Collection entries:
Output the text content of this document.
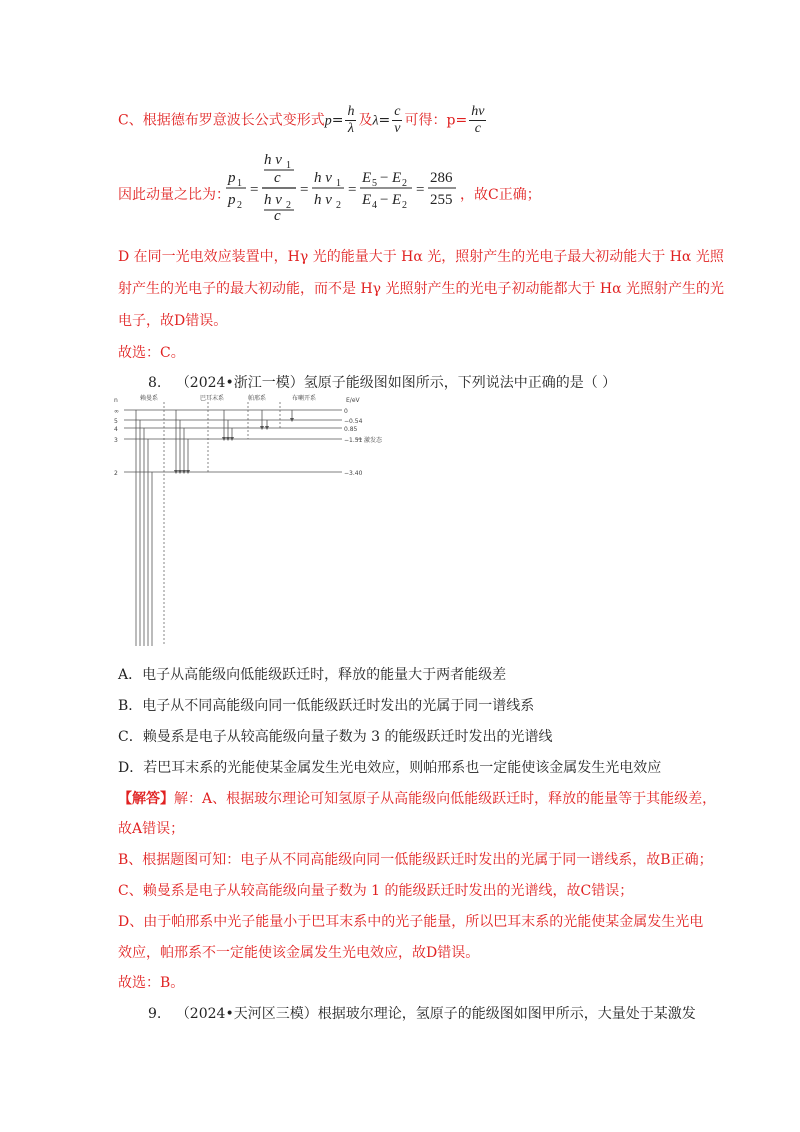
C、根据德布罗意波长公式变形式$p= \frac{h}{\lambda}$ 及$\lambda= \frac{c}{v}$ 可得：$p= \frac{hv}{c}$
因此动量之比为：
p 1
p 2
=
h v 1
c
h v 2
c
=
h v 1
h v 2
=
E 5 − E 2
E 4 − E 2
=
286
255 ，故C正确；
D 在同一光电效应装置中，Hγ 光的能量大于 Hα 光，照射产生的光电子最大初动能大于 Hα 光照
射产生的光电子的最大初动能，而不是 Hγ 光照射产生的光电子初动能都大于 Hα 光照射产生的光
电子，故D错误。
故选：C。
8. （2024•浙江一模）氢原子能级图如图所示，下列说法中正确的是（ ）
n	赖曼系	巴耳末系	帕邢系	布喇开系	E/eV
∞	0
5	−0.54
4	0.85
3	−1.51 激发态
2	−3.40
A．电子从高能级向低能级跃迁时，释放的能量大于两者能级差
B．电子从不同高能级向同一低能级跃迁时发出的光属于同一谱线系
C．赖曼系是电子从较高能级向量子数为 3 的能级跃迁时发出的光谱线
D．若巴耳末系的光能使某金属发生光电效应，则帕邢系也一定能使该金属发生光电效应
【解答】解：A、根据玻尔理论可知氢原子从高能级向低能级跃迁时，释放的能量等于其能级差，
故A错误；
B、根据题图可知：电子从不同高能级向同一低能级跃迁时发出的光属于同一谱线系，故B正确；
C、赖曼系是电子从较高能级向量子数为 1 的能级跃迁时发出的光谱线，故C错误；
D、由于帕邢系中光子能量小于巴耳末系中的光子能量，所以巴耳末系的光能使某金属发生光电
效应，帕邢系不一定能使该金属发生光电效应，故D错误。
故选：B。
9. （2024•天河区三模）根据玻尔理论，氢原子的能级图如图甲所示，大量处于某激发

## Task to carry out:
Exclude the pictures. Write out the remaining data exactly.

## Exercise output:
Output the text content of this document.
C、根据德布罗意波长公式变形式$p= \frac{h}{\lambda}$ 及$\lambda= \frac{c}{v}$ 可得：$p= \frac{hv}{c}$
因此动量之比为：
p 1
p 2
=
h v 1
c
h v 2
c
=
h v 1
h v 2
=
E 5 − E 2
E 4 − E 2
=
286
255 ，故C正确；
D 在同一光电效应装置中，Hγ 光的能量大于 Hα 光，照射产生的光电子最大初动能大于 Hα 光照
射产生的光电子的最大初动能，而不是 Hγ 光照射产生的光电子初动能都大于 Hα 光照射产生的光
电子，故D错误。
故选：C。
8. （2024•浙江一模）氢原子能级图如图所示，下列说法中正确的是（ ）
n	赖曼系	巴耳末系	帕邢系	布喇开系	E/eV
∞	0
5	−0.54
4	0.85
3	−1.51 激发态
2	−3.40
A．电子从高能级向低能级跃迁时，释放的能量大于两者能级差
B．电子从不同高能级向同一低能级跃迁时发出的光属于同一谱线系
C．赖曼系是电子从较高能级向量子数为 3 的能级跃迁时发出的光谱线
D．若巴耳末系的光能使某金属发生光电效应，则帕邢系也一定能使该金属发生光电效应
【解答】解：A、根据玻尔理论可知氢原子从高能级向低能级跃迁时，释放的能量等于其能级差，
故A错误；
B、根据题图可知：电子从不同高能级向同一低能级跃迁时发出的光属于同一谱线系，故B正确；
C、赖曼系是电子从较高能级向量子数为 1 的能级跃迁时发出的光谱线，故C错误；
D、由于帕邢系中光子能量小于巴耳末系中的光子能量，所以巴耳末系的光能使某金属发生光电
效应，帕邢系不一定能使该金属发生光电效应，故D错误。
故选：B。
9. （2024•天河区三模）根据玻尔理论，氢原子的能级图如图甲所示，大量处于某激发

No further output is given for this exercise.